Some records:
______________________________
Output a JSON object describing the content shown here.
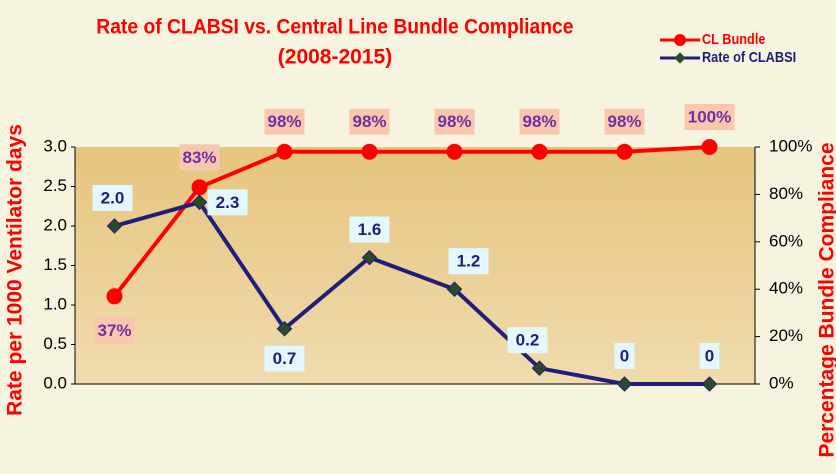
{
  "chart_data": {
    "type": "line",
    "title": "Rate of CLABSI vs. Central Line Bundle Compliance",
    "subtitle": "(2008-2015)",
    "y_label": "Rate per 1000 Ventilator days",
    "y2_label": "Percentage Bundle Compliance",
    "categories": [
      null,
      null,
      null,
      null,
      null,
      null,
      null,
      null
    ],
    "series": [
      {
        "name": "CL Bundle",
        "color": "#ff0000",
        "axis": "y2",
        "values": [
          37,
          83,
          98,
          98,
          98,
          98,
          98,
          100
        ],
        "value_labels": [
          "37%",
          "83%",
          "98%",
          "98%",
          "98%",
          "98%",
          "98%",
          "100%"
        ]
      },
      {
        "name": "Rate of CLABSI",
        "color": "#1f1f7a",
        "values": [
          2.0,
          2.3,
          0.7,
          1.6,
          1.2,
          0.2,
          0,
          0
        ],
        "value_labels": [
          "2.0",
          "2.3",
          "0.7",
          "1.6",
          "1.2",
          "0.2",
          "0",
          "0"
        ]
      }
    ],
    "ylim": [
      0,
      3
    ],
    "yticks": [
      {
        "value": 0,
        "label": "0.0"
      },
      0.5,
      {
        "value": 1,
        "label": "1.0"
      },
      1.5,
      {
        "value": 2,
        "label": "2.0"
      },
      2.5,
      {
        "value": 3,
        "label": "3.0"
      }
    ],
    "y2lim": [
      0,
      100
    ],
    "y2ticks": [
      {
        "value": 0,
        "label": "0%"
      },
      {
        "value": 20,
        "label": "20%"
      },
      {
        "value": 40,
        "label": "40%"
      },
      {
        "value": 60,
        "label": "60%"
      },
      {
        "value": 80,
        "label": "80%"
      },
      {
        "value": 100,
        "label": "100%"
      }
    ],
    "legend": "top-right"
  }
}
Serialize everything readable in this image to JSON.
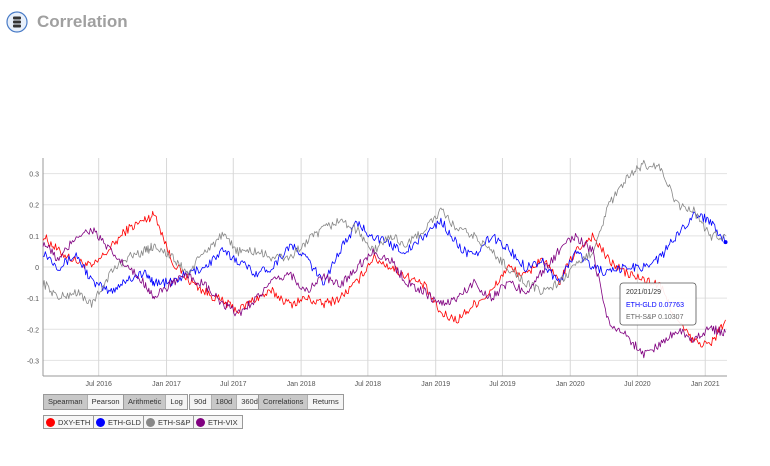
______________________________
Stated task >>
Check each line above for the word "Compliance", and copy the lines where it appears.

Response to the task >>
    "title": "Rate of CLABSI vs. Central Line Bundle Compliance",
    "y2_label": "Percentage Bundle Compliance",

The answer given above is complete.